(A block of data)
******
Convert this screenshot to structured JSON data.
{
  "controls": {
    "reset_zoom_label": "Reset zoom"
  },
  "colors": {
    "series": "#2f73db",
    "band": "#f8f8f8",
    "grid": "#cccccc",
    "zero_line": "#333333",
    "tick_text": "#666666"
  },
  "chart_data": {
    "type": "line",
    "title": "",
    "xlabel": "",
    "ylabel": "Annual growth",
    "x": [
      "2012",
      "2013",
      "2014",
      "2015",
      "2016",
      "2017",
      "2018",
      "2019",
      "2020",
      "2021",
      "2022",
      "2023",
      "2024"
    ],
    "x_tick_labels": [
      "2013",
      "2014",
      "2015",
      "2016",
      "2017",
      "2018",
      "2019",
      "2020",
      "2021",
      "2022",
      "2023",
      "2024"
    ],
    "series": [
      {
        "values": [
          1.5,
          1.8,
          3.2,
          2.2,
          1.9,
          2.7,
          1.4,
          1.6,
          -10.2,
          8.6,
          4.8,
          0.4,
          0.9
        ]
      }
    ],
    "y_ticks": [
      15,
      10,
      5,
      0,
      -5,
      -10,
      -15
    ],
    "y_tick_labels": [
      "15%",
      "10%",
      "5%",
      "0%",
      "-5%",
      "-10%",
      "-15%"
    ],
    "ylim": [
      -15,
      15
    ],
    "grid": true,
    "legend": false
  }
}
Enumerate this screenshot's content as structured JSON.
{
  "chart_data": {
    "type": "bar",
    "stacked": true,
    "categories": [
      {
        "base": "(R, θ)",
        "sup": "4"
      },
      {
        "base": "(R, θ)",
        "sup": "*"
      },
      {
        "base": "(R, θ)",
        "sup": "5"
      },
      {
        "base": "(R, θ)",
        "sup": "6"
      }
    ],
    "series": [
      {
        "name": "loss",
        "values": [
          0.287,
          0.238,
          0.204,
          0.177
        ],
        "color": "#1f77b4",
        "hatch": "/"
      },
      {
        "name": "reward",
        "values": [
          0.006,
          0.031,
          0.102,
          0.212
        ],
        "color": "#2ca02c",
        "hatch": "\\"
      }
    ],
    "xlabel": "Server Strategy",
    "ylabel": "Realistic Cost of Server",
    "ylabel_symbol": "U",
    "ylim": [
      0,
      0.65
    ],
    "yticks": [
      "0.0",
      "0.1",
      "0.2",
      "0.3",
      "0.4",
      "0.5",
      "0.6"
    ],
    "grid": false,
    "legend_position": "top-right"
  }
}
******
Collect the lines of the records that include the string "JSON".

Convert this screenshot to structured JSON data.
Enumerate this screenshot's content as structured JSON.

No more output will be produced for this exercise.